## Instructions for the task
Out of the lines in this data, how many include "Wakil"? Give the number and nothing else.

[Records from a data collection]
======

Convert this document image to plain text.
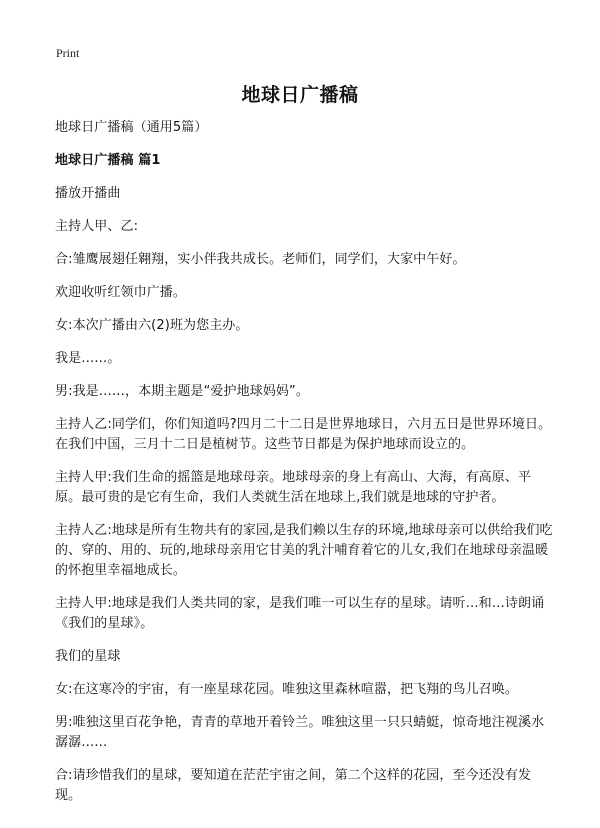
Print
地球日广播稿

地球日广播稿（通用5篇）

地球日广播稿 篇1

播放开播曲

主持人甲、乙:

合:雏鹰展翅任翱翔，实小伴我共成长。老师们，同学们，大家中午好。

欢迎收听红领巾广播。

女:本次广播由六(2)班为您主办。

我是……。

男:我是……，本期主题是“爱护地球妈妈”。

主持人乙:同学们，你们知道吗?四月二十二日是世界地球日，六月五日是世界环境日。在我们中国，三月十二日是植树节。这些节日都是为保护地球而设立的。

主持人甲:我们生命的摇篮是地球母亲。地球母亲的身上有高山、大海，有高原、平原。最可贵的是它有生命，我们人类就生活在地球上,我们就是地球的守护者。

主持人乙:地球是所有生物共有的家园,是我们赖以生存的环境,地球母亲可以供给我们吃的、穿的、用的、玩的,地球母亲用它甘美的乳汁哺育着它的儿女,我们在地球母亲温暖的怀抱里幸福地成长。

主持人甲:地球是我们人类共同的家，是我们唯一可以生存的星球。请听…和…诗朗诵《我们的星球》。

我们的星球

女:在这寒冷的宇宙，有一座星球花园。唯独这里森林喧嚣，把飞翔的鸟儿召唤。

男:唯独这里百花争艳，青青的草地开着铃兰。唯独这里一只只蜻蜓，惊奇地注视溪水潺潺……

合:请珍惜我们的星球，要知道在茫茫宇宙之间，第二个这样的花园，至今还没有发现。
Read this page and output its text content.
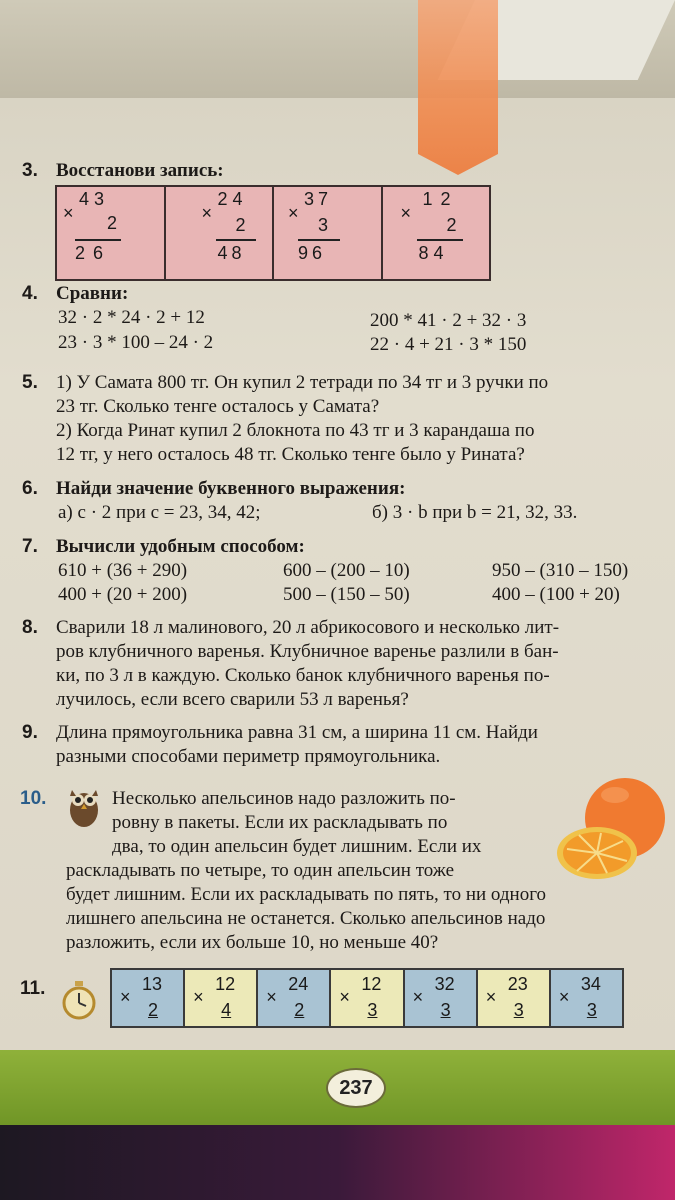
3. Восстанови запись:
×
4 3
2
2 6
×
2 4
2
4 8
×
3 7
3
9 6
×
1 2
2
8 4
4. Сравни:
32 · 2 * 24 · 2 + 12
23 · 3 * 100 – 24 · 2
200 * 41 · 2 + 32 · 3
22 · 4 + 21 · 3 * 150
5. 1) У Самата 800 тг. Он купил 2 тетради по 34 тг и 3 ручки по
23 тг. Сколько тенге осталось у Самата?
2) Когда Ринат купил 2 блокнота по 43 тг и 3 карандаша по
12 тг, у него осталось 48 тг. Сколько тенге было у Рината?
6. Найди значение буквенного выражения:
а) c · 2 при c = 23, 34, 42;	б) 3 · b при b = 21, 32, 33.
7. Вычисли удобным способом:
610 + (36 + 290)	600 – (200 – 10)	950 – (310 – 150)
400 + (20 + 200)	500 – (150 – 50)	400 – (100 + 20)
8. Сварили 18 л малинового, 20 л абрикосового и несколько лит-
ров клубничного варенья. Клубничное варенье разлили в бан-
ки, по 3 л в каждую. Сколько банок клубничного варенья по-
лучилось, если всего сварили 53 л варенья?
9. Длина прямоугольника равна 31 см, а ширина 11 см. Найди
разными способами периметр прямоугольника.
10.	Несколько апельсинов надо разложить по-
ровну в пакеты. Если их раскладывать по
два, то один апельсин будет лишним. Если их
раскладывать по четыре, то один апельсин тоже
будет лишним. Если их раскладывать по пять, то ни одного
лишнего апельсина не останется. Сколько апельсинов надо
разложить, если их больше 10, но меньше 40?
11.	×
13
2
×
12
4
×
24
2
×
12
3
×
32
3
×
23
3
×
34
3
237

======

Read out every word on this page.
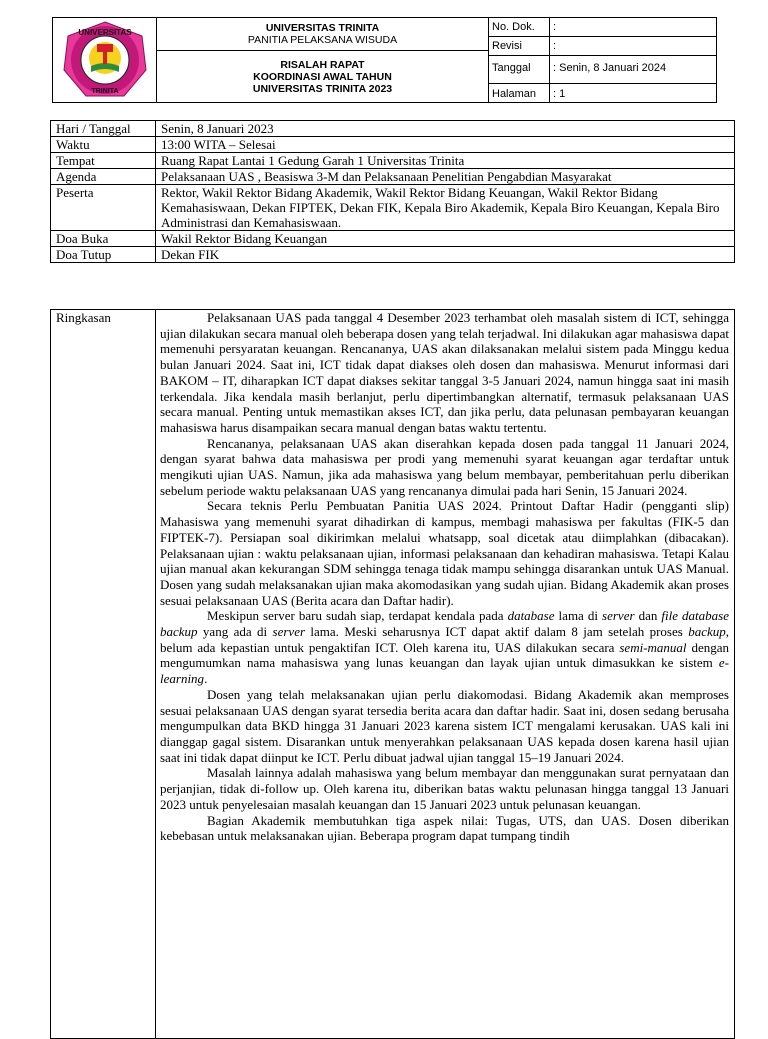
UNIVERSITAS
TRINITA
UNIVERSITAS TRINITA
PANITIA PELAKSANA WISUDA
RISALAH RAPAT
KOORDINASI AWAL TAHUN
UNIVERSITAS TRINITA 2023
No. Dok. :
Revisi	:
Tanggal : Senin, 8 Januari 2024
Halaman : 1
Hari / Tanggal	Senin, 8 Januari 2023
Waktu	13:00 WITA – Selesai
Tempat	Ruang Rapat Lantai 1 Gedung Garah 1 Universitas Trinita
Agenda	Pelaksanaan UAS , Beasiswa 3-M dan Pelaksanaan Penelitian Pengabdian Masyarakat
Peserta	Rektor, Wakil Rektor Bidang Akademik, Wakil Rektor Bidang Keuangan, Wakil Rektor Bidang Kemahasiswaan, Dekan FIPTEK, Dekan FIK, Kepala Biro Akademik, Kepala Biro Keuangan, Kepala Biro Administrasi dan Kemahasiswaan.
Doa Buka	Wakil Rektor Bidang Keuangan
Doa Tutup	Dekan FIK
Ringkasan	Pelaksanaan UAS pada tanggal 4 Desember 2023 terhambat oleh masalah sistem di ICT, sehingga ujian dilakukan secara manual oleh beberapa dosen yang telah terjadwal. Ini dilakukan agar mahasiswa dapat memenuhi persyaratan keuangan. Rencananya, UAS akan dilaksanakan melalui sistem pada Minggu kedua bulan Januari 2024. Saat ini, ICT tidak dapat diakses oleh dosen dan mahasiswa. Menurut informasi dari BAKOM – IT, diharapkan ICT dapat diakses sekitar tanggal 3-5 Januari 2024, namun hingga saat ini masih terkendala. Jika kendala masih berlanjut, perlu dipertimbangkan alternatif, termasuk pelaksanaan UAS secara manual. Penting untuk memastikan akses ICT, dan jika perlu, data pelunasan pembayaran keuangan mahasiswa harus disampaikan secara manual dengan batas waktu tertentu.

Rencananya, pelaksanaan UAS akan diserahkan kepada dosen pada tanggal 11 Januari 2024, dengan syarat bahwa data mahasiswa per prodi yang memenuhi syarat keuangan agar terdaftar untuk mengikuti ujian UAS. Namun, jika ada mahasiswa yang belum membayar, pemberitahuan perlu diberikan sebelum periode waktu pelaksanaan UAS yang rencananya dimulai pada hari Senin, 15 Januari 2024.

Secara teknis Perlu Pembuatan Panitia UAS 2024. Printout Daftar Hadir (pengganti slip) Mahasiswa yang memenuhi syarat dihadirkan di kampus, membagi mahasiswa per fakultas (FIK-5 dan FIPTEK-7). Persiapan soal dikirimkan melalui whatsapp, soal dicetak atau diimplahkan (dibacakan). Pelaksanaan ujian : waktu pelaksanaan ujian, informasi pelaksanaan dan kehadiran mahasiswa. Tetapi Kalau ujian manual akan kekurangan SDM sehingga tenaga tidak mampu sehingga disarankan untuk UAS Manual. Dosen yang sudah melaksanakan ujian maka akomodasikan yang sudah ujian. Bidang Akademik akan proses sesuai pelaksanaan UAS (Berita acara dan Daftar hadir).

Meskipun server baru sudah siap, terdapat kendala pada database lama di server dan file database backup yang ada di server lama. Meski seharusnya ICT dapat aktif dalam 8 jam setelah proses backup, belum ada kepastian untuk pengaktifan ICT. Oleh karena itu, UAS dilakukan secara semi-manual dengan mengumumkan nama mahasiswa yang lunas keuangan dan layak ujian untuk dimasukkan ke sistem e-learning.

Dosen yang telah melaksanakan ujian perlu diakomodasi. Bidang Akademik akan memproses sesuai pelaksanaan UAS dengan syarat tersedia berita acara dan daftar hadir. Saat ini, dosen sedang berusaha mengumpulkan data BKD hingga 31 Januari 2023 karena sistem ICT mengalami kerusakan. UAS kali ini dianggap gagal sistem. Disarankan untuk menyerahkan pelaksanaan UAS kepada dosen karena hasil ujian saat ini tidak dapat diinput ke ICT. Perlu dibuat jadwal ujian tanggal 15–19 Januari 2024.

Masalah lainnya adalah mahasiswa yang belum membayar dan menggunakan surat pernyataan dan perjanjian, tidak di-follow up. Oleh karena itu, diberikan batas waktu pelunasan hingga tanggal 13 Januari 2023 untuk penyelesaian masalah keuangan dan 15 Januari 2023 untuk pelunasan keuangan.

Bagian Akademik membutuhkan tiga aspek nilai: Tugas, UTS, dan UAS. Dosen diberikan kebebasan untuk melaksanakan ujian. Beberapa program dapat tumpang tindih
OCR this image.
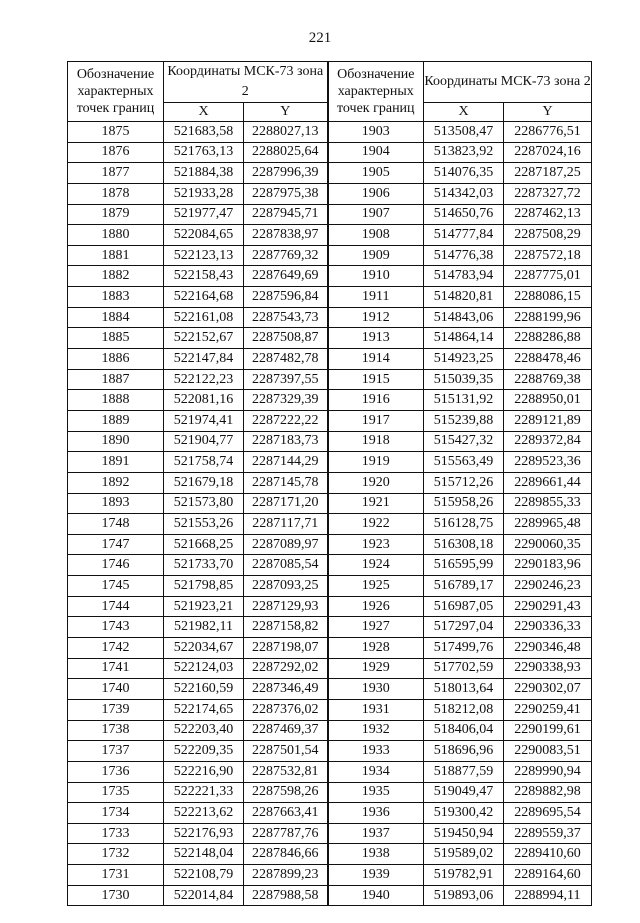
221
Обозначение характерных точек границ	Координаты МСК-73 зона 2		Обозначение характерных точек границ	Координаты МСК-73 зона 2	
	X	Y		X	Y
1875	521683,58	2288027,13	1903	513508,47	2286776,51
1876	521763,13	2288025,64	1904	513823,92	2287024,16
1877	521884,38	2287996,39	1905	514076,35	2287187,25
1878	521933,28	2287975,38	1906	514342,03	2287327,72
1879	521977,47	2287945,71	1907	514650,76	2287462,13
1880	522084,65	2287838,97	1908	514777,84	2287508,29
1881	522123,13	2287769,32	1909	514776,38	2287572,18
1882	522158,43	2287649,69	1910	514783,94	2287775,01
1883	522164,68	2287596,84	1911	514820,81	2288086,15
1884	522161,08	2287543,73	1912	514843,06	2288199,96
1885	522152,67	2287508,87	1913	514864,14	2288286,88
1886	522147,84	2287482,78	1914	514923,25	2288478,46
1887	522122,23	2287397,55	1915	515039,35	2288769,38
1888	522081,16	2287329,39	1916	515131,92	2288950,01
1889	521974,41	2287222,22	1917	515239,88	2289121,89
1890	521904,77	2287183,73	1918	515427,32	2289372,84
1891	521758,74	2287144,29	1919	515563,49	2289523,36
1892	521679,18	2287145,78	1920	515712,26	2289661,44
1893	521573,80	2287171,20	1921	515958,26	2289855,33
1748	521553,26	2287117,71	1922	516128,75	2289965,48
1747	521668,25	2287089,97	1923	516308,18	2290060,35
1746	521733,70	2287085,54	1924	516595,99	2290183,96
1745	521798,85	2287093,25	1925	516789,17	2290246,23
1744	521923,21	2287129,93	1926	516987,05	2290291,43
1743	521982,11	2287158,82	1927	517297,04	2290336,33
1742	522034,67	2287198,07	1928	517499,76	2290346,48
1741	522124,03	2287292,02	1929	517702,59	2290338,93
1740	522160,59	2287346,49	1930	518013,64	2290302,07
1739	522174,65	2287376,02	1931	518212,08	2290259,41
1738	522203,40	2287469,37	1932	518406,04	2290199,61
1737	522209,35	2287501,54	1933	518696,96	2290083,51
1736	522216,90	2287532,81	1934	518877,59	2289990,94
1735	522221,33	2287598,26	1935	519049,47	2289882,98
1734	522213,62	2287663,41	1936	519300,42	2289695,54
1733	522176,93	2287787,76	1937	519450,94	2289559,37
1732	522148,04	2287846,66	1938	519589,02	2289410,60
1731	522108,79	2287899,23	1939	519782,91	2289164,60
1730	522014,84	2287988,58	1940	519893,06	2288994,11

======

## Response
2